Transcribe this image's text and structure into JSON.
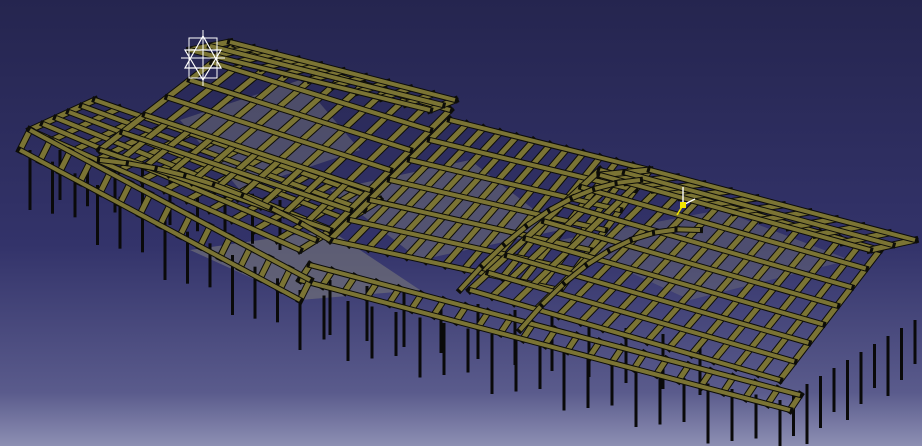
{
  "viewport": {
    "background_top": "#25254f",
    "background_bottom": "#8d8fb3"
  },
  "model": {
    "beam_color": "#7b7434",
    "beam_edge_color": "#0d0d08",
    "column_color": "#0a0a0a",
    "floor_color": "#6f6f78",
    "highlight_color": "#d0d0e8"
  },
  "compass": {
    "icon": "axis-triad-icon",
    "color": "#ffffff"
  },
  "secondary_axis": {
    "icon": "axis-system-icon",
    "color": "#ffffff",
    "accent": "#f2e600"
  }
}
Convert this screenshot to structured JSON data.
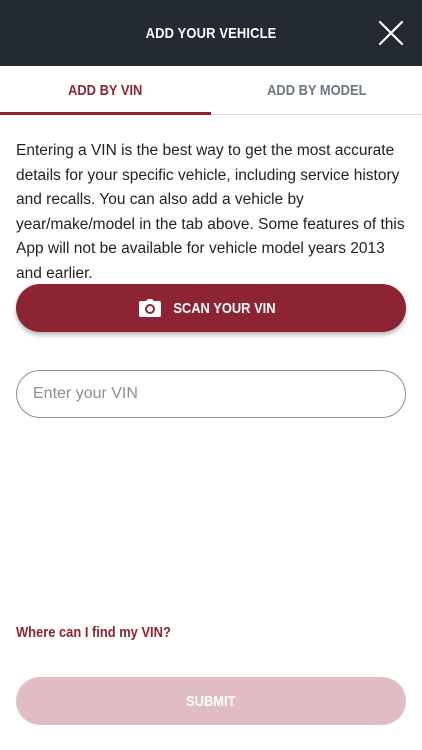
{
  "header": {
    "title": "ADD YOUR VEHICLE",
    "close_icon": "close-icon"
  },
  "tabs": [
    {
      "label": "ADD BY VIN",
      "active": true
    },
    {
      "label": "ADD BY MODEL",
      "active": false
    }
  ],
  "intro_text": "Entering a VIN is the best way to get the most accurate details for your specific vehicle, including service history and recalls. You can also add a vehicle by year/make/model in the tab above. Some features of this App will not be available for vehicle model years 2013 and earlier.",
  "scan_button": {
    "label": "SCAN YOUR VIN",
    "icon": "camera-icon"
  },
  "vin_input": {
    "placeholder": "Enter your VIN",
    "value": ""
  },
  "help_link": "Where can I find my VIN?",
  "submit_button": {
    "label": "SUBMIT",
    "enabled": false
  },
  "colors": {
    "header_bg": "#232a31",
    "accent": "#8c2434",
    "submit_disabled": "#e1bdc3",
    "inactive_tab": "#6b7680"
  }
}
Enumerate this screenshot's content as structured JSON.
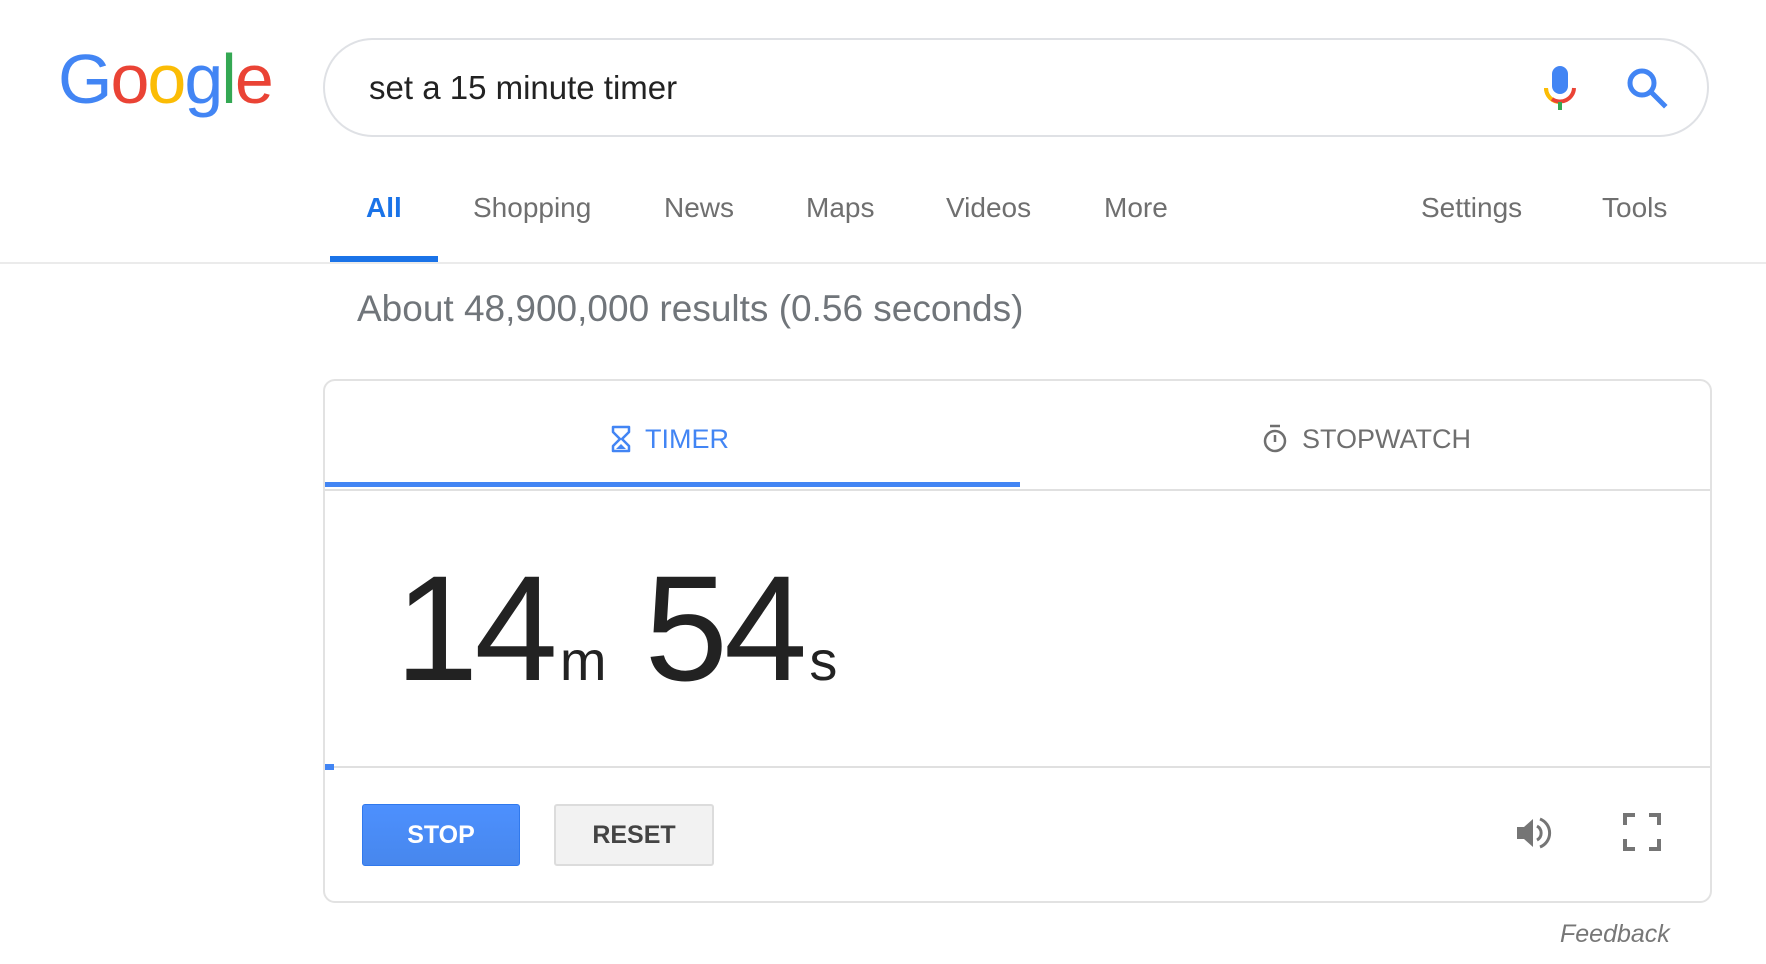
{
  "logo": {
    "letters": [
      "G",
      "o",
      "o",
      "g",
      "l",
      "e"
    ],
    "colors": [
      "#4285f4",
      "#ea4335",
      "#fbbc05",
      "#4285f4",
      "#34a853",
      "#ea4335"
    ]
  },
  "search": {
    "query": "set a 15 minute timer",
    "mic_icon": "microphone-icon",
    "search_icon": "search-icon"
  },
  "nav": {
    "tabs": [
      {
        "label": "All",
        "active": true
      },
      {
        "label": "Shopping"
      },
      {
        "label": "News"
      },
      {
        "label": "Maps"
      },
      {
        "label": "Videos"
      },
      {
        "label": "More"
      }
    ],
    "right": [
      {
        "label": "Settings"
      },
      {
        "label": "Tools"
      }
    ]
  },
  "results_stats": "About 48,900,000 results (0.56 seconds)",
  "widget": {
    "tabs": [
      {
        "label": "TIMER",
        "icon": "hourglass-icon",
        "active": true
      },
      {
        "label": "STOPWATCH",
        "icon": "stopwatch-icon"
      }
    ],
    "time": {
      "minutes": "14",
      "minutes_unit": "m",
      "seconds": "54",
      "seconds_unit": "s"
    },
    "progress_fraction": 0.0067,
    "buttons": {
      "stop": "STOP",
      "reset": "RESET"
    },
    "volume_icon": "volume-icon",
    "fullscreen_icon": "fullscreen-icon"
  },
  "feedback": "Feedback",
  "colors": {
    "accent": "#4285f4",
    "nav_active": "#1a73e8",
    "muted_text": "#70757a"
  }
}
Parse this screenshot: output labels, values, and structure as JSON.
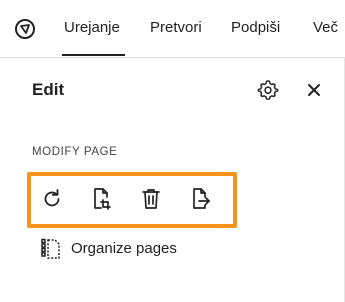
{
  "header": {
    "tabs": [
      {
        "label": "Urejanje",
        "active": true
      },
      {
        "label": "Pretvori",
        "active": false
      },
      {
        "label": "Podpiši",
        "active": false
      },
      {
        "label": "Več",
        "active": false
      }
    ],
    "logo_icon": "acrobat-logo-icon"
  },
  "panel": {
    "title": "Edit",
    "settings_icon": "gear-icon",
    "close_icon": "close-icon",
    "section": {
      "heading": "MODIFY PAGE",
      "tools": [
        {
          "icon": "rotate-icon"
        },
        {
          "icon": "crop-page-icon"
        },
        {
          "icon": "delete-icon"
        },
        {
          "icon": "extract-page-icon"
        }
      ],
      "highlight_color": "#f6921e"
    },
    "organize": {
      "icon": "organize-pages-icon",
      "label": "Organize pages"
    }
  }
}
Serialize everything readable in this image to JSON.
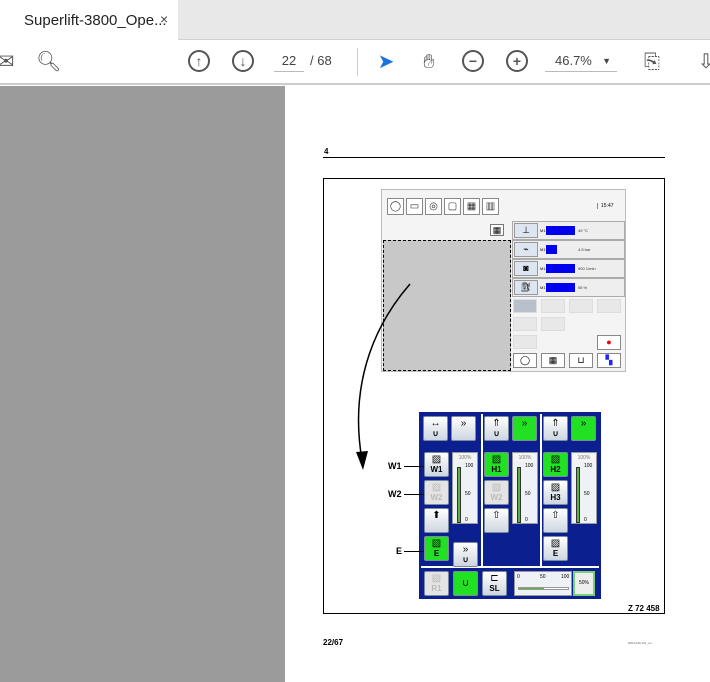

• INSTRUCTION: Where does the word "structured" appear in the listing? List each line that holds it.

• RESPONSE TO THE EXERCISE:
Convert this screenshot to structured JSON data.
Enumerate this screenshot's content as structured JSON.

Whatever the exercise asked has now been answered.